--- Begin Supplied records ---

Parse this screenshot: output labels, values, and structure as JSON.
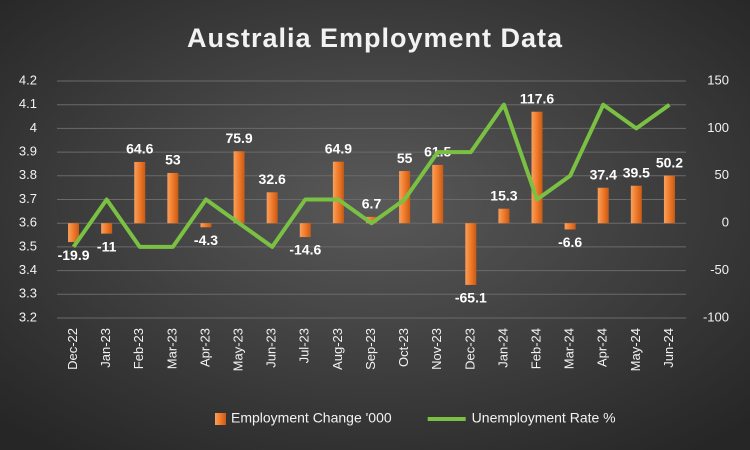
{
  "chart_data": {
    "type": "combo",
    "title": "Australia Employment Data",
    "categories": [
      "Dec-22",
      "Jan-23",
      "Feb-23",
      "Mar-23",
      "Apr-23",
      "May-23",
      "Jun-23",
      "Jul-23",
      "Aug-23",
      "Sep-23",
      "Oct-23",
      "Nov-23",
      "Dec-23",
      "Jan-24",
      "Feb-24",
      "Mar-24",
      "Apr-24",
      "May-24",
      "Jun-24"
    ],
    "series": [
      {
        "name": "Employment Change '000",
        "type": "bar",
        "axis": "y2",
        "color": "#f07a2a",
        "values": [
          -19.9,
          -11,
          64.6,
          53,
          -4.3,
          75.9,
          32.6,
          -14.6,
          64.9,
          6.7,
          55,
          61.5,
          -65.1,
          15.3,
          117.6,
          -6.6,
          37.4,
          39.5,
          50.2
        ]
      },
      {
        "name": "Unemployment Rate %",
        "type": "line",
        "axis": "y",
        "color": "#7ac143",
        "values": [
          3.5,
          3.7,
          3.5,
          3.5,
          3.7,
          3.6,
          3.5,
          3.7,
          3.7,
          3.6,
          3.7,
          3.9,
          3.9,
          4.1,
          3.7,
          3.8,
          4.1,
          4.0,
          4.1
        ]
      }
    ],
    "ylim": [
      3.2,
      4.2
    ],
    "yticks": [
      3.2,
      3.3,
      3.4,
      3.5,
      3.6,
      3.7,
      3.8,
      3.9,
      4,
      4.1,
      4.2
    ],
    "y2lim": [
      -100,
      150
    ],
    "y2ticks": [
      -100,
      -50,
      0,
      50,
      100,
      150
    ],
    "grid": true,
    "legend": "bottom"
  }
}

--- End Supplied records ---

[Problem details]: Will you set down the records word for word while leaving out every picture?

[Output for this task]:
Parse this screenshot: output labels, values, and structure as JSON.
{
  "chart_data": {
    "type": "combo",
    "title": "Australia Employment Data",
    "categories": [
      "Dec-22",
      "Jan-23",
      "Feb-23",
      "Mar-23",
      "Apr-23",
      "May-23",
      "Jun-23",
      "Jul-23",
      "Aug-23",
      "Sep-23",
      "Oct-23",
      "Nov-23",
      "Dec-23",
      "Jan-24",
      "Feb-24",
      "Mar-24",
      "Apr-24",
      "May-24",
      "Jun-24"
    ],
    "series": [
      {
        "name": "Employment Change '000",
        "type": "bar",
        "axis": "y2",
        "color": "#f07a2a",
        "values": [
          -19.9,
          -11,
          64.6,
          53,
          -4.3,
          75.9,
          32.6,
          -14.6,
          64.9,
          6.7,
          55,
          61.5,
          -65.1,
          15.3,
          117.6,
          -6.6,
          37.4,
          39.5,
          50.2
        ]
      },
      {
        "name": "Unemployment Rate %",
        "type": "line",
        "axis": "y",
        "color": "#7ac143",
        "values": [
          3.5,
          3.7,
          3.5,
          3.5,
          3.7,
          3.6,
          3.5,
          3.7,
          3.7,
          3.6,
          3.7,
          3.9,
          3.9,
          4.1,
          3.7,
          3.8,
          4.1,
          4.0,
          4.1
        ]
      }
    ],
    "ylim": [
      3.2,
      4.2
    ],
    "yticks": [
      3.2,
      3.3,
      3.4,
      3.5,
      3.6,
      3.7,
      3.8,
      3.9,
      4,
      4.1,
      4.2
    ],
    "y2lim": [
      -100,
      150
    ],
    "y2ticks": [
      -100,
      -50,
      0,
      50,
      100,
      150
    ],
    "grid": true,
    "legend": "bottom"
  }
}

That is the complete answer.